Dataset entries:
- - - -
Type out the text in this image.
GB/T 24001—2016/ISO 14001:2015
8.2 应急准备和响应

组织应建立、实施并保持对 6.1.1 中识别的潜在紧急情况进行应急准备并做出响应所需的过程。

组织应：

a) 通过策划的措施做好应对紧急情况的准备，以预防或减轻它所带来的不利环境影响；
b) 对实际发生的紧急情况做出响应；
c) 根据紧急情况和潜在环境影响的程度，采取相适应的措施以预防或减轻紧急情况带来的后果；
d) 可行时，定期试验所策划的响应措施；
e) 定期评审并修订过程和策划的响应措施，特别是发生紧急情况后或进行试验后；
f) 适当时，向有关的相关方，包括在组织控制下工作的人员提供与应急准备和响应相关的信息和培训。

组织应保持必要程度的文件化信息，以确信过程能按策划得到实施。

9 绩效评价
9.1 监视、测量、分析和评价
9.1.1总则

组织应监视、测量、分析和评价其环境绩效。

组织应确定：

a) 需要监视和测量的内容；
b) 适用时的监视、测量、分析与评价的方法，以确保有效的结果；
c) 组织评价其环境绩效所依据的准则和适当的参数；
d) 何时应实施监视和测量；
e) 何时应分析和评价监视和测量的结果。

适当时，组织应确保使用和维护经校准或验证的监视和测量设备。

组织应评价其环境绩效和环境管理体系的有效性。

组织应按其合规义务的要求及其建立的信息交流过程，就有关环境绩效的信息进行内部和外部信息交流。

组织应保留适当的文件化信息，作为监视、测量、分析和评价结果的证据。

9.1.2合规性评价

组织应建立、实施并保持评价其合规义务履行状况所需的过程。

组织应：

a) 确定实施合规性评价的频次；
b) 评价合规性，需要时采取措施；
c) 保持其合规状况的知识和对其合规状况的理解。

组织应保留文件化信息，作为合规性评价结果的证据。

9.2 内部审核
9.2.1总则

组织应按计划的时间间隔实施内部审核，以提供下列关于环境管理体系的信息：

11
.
- - - -
> _GIVEN PROBLEM_:
The listing above should be transcribed in full, exactly as written.

> _SOLUTION TO THE PROBLEM_:
Type out the text in this image.
GB/T 24001—2016/ISO 14001:2015
8.2 应急准备和响应

组织应建立、实施并保持对 6.1.1 中识别的潜在紧急情况进行应急准备并做出响应所需的过程。

组织应：

a) 通过策划的措施做好应对紧急情况的准备，以预防或减轻它所带来的不利环境影响；
b) 对实际发生的紧急情况做出响应；
c) 根据紧急情况和潜在环境影响的程度，采取相适应的措施以预防或减轻紧急情况带来的后果；
d) 可行时，定期试验所策划的响应措施；
e) 定期评审并修订过程和策划的响应措施，特别是发生紧急情况后或进行试验后；
f) 适当时，向有关的相关方，包括在组织控制下工作的人员提供与应急准备和响应相关的信息和培训。

组织应保持必要程度的文件化信息，以确信过程能按策划得到实施。

9 绩效评价
9.1 监视、测量、分析和评价
9.1.1总则

组织应监视、测量、分析和评价其环境绩效。

组织应确定：

a) 需要监视和测量的内容；
b) 适用时的监视、测量、分析与评价的方法，以确保有效的结果；
c) 组织评价其环境绩效所依据的准则和适当的参数；
d) 何时应实施监视和测量；
e) 何时应分析和评价监视和测量的结果。

适当时，组织应确保使用和维护经校准或验证的监视和测量设备。

组织应评价其环境绩效和环境管理体系的有效性。

组织应按其合规义务的要求及其建立的信息交流过程，就有关环境绩效的信息进行内部和外部信息交流。

组织应保留适当的文件化信息，作为监视、测量、分析和评价结果的证据。

9.1.2合规性评价

组织应建立、实施并保持评价其合规义务履行状况所需的过程。

组织应：

a) 确定实施合规性评价的频次；
b) 评价合规性，需要时采取措施；
c) 保持其合规状况的知识和对其合规状况的理解。

组织应保留文件化信息，作为合规性评价结果的证据。

9.2 内部审核
9.2.1总则

组织应按计划的时间间隔实施内部审核，以提供下列关于环境管理体系的信息：

11
.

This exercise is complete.